▸ Challenge
Write the entries out again exactly as they stand, but without the pictures.

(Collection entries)
----

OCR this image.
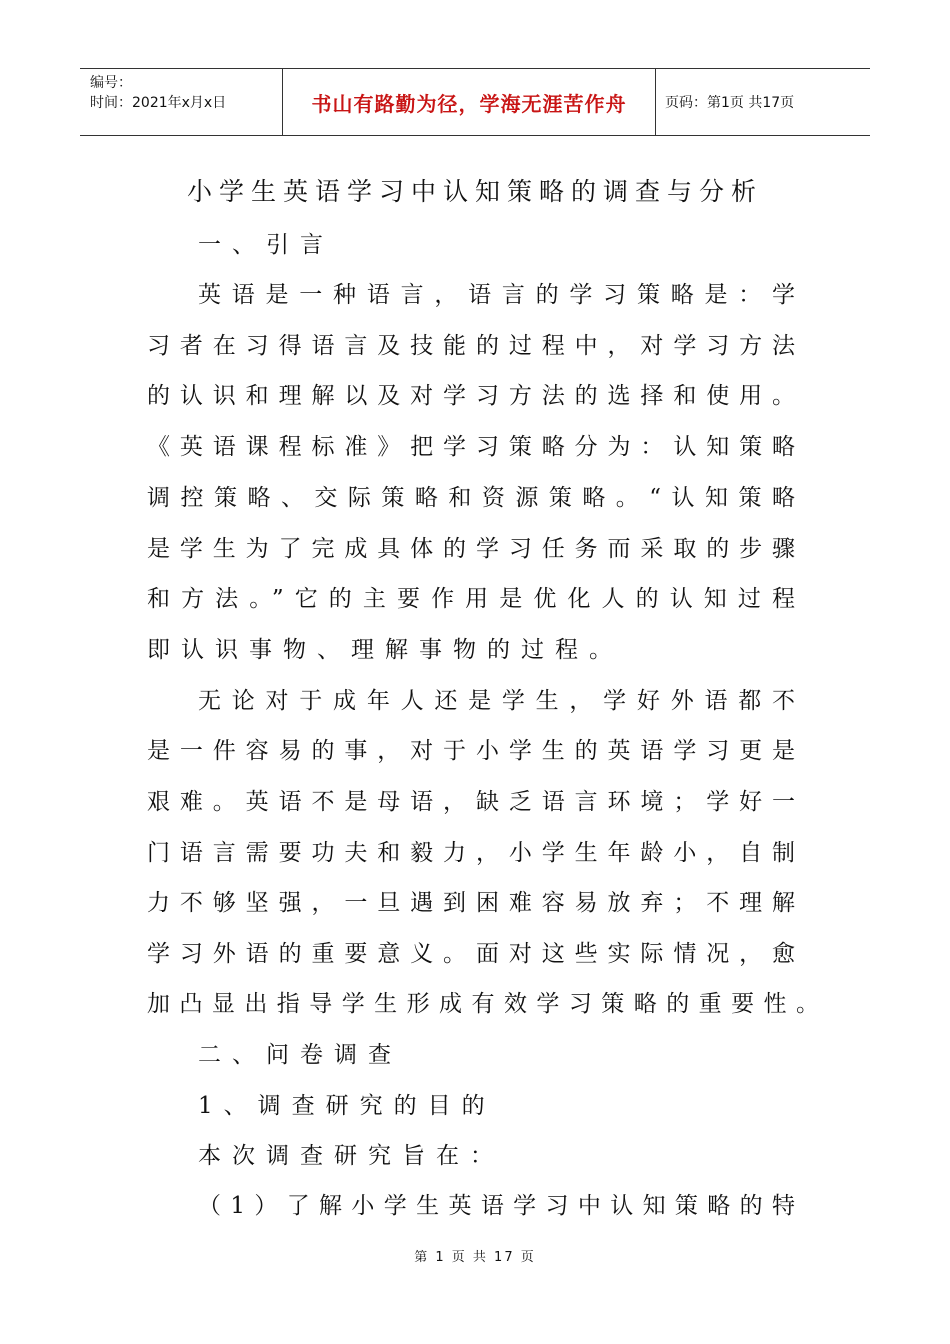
编号：
时间：2021年x月x日	书山有路勤为径，学海无涯苦作舟	页码：第1页 共17页
小学生英语学习中认知策略的调查与分析
一、引言
英语是一种语言，语言的学习策略是：学
习者在习得语言及技能的过程中，对学习方法
的认识和理解以及对学习方法的选择和使用。
《英语课程标准》把学习策略分为：认知策略
调控策略、交际策略和资源策略。“认知策略
是学生为了完成具体的学习任务而采取的步骤
和方法。”它的主要作用是优化人的认知过程
即认识事物、理解事物的过程。
无论对于成年人还是学生，学好外语都不
是一件容易的事，对于小学生的英语学习更是
艰难。英语不是母语，缺乏语言环境；学好一
门语言需要功夫和毅力，小学生年龄小，自制
力不够坚强，一旦遇到困难容易放弃；不理解
学习外语的重要意义。面对这些实际情况，愈
加凸显出指导学生形成有效学习策略的重要性。
二、问卷调查
1、调查研究的目的
本次调查研究旨在：
（1）了解小学生英语学习中认知策略的特
第 1 页 共 17 页
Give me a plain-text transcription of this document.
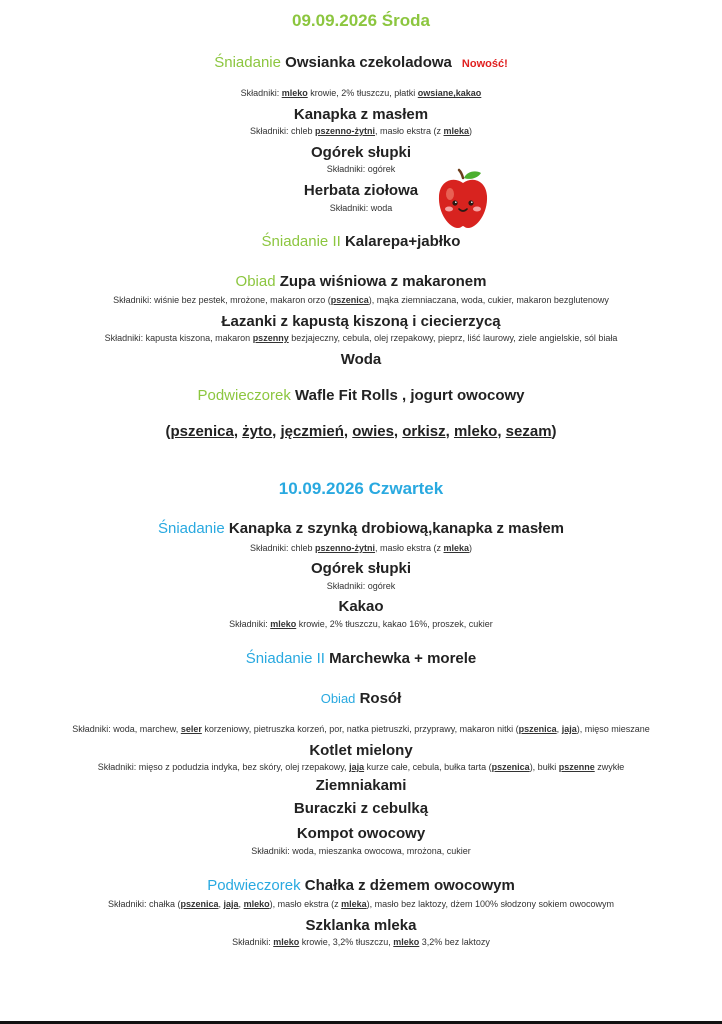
09.09.2026 Środa
Śniadanie Owsianka czekoladowa Nowość!
Składniki: mleko krowie, 2% tłuszczu, płatki owsiane,kakao
Kanapka z masłem
Składniki: chleb pszenno-żytni, masło ekstra (z mleka)
Ogórek słupki
Składniki: ogórek
Herbata ziołowa
Składniki: woda
Śniadanie II Kalarepa+jabłko
Obiad Zupa wiśniowa z makaronem
Składniki: wiśnie bez pestek, mrożone, makaron orzo (pszenica), mąka ziemniaczana, woda, cukier, makaron bezglutenowy
Łazanki z kapustą kiszoną i ciecierzycą
Składniki: kapusta kiszona, makaron pszenny bezjajeczny, cebula, olej rzepakowy, pieprz, liść laurowy, ziele angielskie, sól biała
Woda
Podwieczorek Wafle Fit Rolls , jogurt owocowy
(pszenica, żyto, jęczmień, owies, orkisz, mleko, sezam)
10.09.2026 Czwartek
Śniadanie Kanapka z szynką drobiową,kanapka z masłem
Składniki: chleb pszenno-żytni, masło ekstra (z mleka)
Ogórek słupki
Składniki: ogórek
Kakao
Składniki: mleko krowie, 2% tłuszczu, kakao 16%, proszek, cukier
Śniadanie II Marchewka + morele
Obiad Rosół
Składniki: woda, marchew, seler korzeniowy, pietruszka korzeń, por, natka pietruszki, przyprawy, makaron nitki (pszenica, jaja), mięso mieszane
Kotlet mielony
Składniki: mięso z podudzia indyka, bez skóry, olej rzepakowy, jaja kurze całe, cebula, bułka tarta (pszenica), bułki pszenne zwykłe
Ziemniakami
Buraczki z cebulką
Kompot owocowy
Składniki: woda, mieszanka owocowa, mrożona, cukier
Podwieczorek Chałka z dżemem owocowym
Składniki: chałka (pszenica, jaja, mleko), masło ekstra (z mleka), masło bez laktozy, dżem 100% słodzony sokiem owocowym
Szklanka mleka
Składniki: mleko krowie, 3,2% tłuszczu, mleko 3,2% bez laktozy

----

▸ Exercise answer
OCR this image.
编号：
时间：2021年x月x日	书山有路勤为径，学海无涯苦作舟	页码：第1页 共17页
小学生英语学习中认知策略的调查与分析
一、引言
英语是一种语言，语言的学习策略是：学
习者在习得语言及技能的过程中，对学习方法
的认识和理解以及对学习方法的选择和使用。
《英语课程标准》把学习策略分为：认知策略
调控策略、交际策略和资源策略。“认知策略
是学生为了完成具体的学习任务而采取的步骤
和方法。”它的主要作用是优化人的认知过程
即认识事物、理解事物的过程。
无论对于成年人还是学生，学好外语都不
是一件容易的事，对于小学生的英语学习更是
艰难。英语不是母语，缺乏语言环境；学好一
门语言需要功夫和毅力，小学生年龄小，自制
力不够坚强，一旦遇到困难容易放弃；不理解
学习外语的重要意义。面对这些实际情况，愈
加凸显出指导学生形成有效学习策略的重要性。
二、问卷调查
1、调查研究的目的
本次调查研究旨在：
（1）了解小学生英语学习中认知策略的特
第 1 页 共 17 页
Give me a plain-text transcription of this document.
09.09.2026 Środa
Śniadanie Owsianka czekoladowa Nowość!
Składniki: mleko krowie, 2% tłuszczu, płatki owsiane,kakao
Kanapka z masłem
Składniki: chleb pszenno-żytni, masło ekstra (z mleka)
Ogórek słupki
Składniki: ogórek
Herbata ziołowa
Składniki: woda
Śniadanie II Kalarepa+jabłko
Obiad Zupa wiśniowa z makaronem
Składniki: wiśnie bez pestek, mrożone, makaron orzo (pszenica), mąka ziemniaczana, woda, cukier, makaron bezglutenowy
Łazanki z kapustą kiszoną i ciecierzycą
Składniki: kapusta kiszona, makaron pszenny bezjajeczny, cebula, olej rzepakowy, pieprz, liść laurowy, ziele angielskie, sól biała
Woda
Podwieczorek Wafle Fit Rolls , jogurt owocowy
(pszenica, żyto, jęczmień, owies, orkisz, mleko, sezam)
10.09.2026 Czwartek
Śniadanie Kanapka z szynką drobiową,kanapka z masłem
Składniki: chleb pszenno-żytni, masło ekstra (z mleka)
Ogórek słupki
Składniki: ogórek
Kakao
Składniki: mleko krowie, 2% tłuszczu, kakao 16%, proszek, cukier
Śniadanie II Marchewka + morele
Obiad Rosół
Składniki: woda, marchew, seler korzeniowy, pietruszka korzeń, por, natka pietruszki, przyprawy, makaron nitki (pszenica, jaja), mięso mieszane
Kotlet mielony
Składniki: mięso z podudzia indyka, bez skóry, olej rzepakowy, jaja kurze całe, cebula, bułka tarta (pszenica), bułki pszenne zwykłe
Ziemniakami
Buraczki z cebulką
Kompot owocowy
Składniki: woda, mieszanka owocowa, mrożona, cukier
Podwieczorek Chałka z dżemem owocowym
Składniki: chałka (pszenica, jaja, mleko), masło ekstra (z mleka), masło bez laktozy, dżem 100% słodzony sokiem owocowym
Szklanka mleka
Składniki: mleko krowie, 3,2% tłuszczu, mleko 3,2% bez laktozy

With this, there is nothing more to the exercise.